++++ DATASET RECORDS ++++
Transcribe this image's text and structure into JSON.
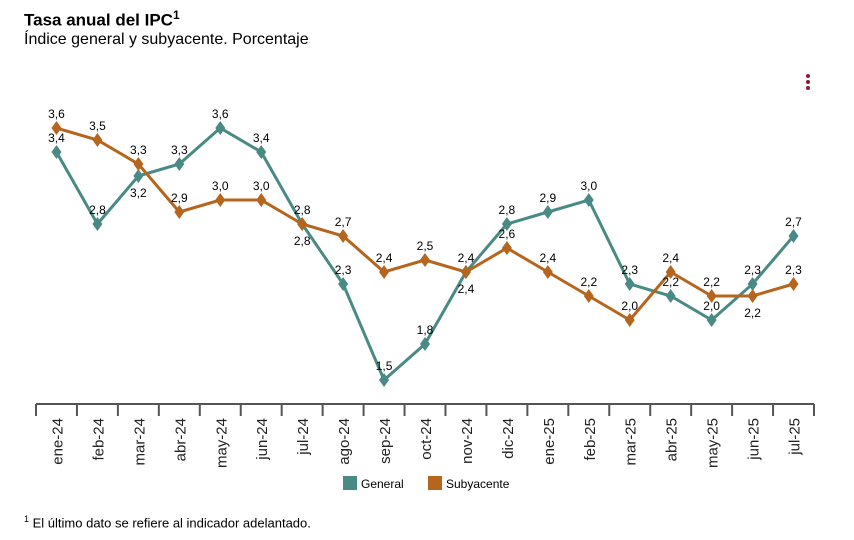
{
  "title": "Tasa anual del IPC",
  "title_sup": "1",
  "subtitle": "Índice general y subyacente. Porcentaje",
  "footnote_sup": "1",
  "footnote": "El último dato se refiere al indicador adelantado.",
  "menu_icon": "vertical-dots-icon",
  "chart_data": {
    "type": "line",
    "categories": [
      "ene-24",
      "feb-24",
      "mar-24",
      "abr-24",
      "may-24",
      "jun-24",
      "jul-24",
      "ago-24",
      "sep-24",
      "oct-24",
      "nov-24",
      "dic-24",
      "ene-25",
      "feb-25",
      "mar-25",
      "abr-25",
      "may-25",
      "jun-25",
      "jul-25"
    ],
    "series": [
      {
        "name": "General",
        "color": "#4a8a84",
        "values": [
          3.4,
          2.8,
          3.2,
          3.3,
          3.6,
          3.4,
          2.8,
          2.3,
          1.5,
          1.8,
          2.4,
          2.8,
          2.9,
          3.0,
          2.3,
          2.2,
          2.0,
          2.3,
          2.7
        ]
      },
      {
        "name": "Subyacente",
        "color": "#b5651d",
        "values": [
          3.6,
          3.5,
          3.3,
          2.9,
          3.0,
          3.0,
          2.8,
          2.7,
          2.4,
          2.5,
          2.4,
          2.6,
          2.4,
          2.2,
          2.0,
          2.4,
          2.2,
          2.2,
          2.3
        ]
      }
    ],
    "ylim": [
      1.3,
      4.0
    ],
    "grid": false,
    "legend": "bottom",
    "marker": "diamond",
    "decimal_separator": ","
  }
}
++++
++++ DATASET RECORDS ++++
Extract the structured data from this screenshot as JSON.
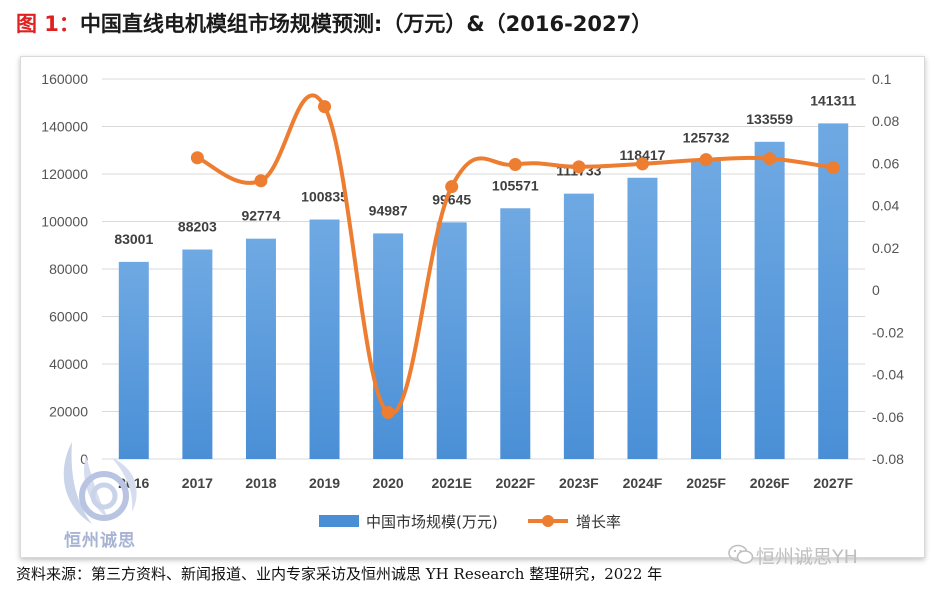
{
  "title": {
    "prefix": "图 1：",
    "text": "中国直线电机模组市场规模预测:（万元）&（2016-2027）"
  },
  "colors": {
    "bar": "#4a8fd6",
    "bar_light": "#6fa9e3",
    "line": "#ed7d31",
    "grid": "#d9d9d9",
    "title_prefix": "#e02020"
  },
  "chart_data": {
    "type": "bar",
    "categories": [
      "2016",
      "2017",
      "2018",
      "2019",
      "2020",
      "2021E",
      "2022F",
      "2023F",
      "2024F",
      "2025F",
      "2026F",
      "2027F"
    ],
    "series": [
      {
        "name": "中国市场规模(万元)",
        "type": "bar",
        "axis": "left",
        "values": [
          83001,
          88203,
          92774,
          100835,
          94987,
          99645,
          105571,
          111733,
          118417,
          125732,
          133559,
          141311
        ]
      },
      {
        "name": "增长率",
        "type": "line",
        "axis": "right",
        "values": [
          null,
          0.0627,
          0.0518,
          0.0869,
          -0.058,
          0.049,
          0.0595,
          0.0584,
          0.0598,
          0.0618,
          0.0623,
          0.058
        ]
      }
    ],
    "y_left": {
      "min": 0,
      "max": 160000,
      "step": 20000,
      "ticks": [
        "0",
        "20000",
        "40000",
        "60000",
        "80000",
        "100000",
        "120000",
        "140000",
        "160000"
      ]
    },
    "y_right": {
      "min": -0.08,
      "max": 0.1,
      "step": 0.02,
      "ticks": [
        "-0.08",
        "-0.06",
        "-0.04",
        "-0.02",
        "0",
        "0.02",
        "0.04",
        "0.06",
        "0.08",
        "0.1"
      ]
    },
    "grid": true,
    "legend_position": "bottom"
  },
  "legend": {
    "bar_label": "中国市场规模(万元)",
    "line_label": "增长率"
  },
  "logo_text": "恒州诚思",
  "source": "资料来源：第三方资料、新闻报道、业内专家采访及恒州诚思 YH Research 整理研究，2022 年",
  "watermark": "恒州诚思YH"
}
++++
### WORK REQUIRED:
Gather up every line from the listing above in which the word "this" occurs.

### WRITTEN ANSWER:
Transcribe this image's text and structure into JSON.
Extract the structured data from this screenshot as JSON.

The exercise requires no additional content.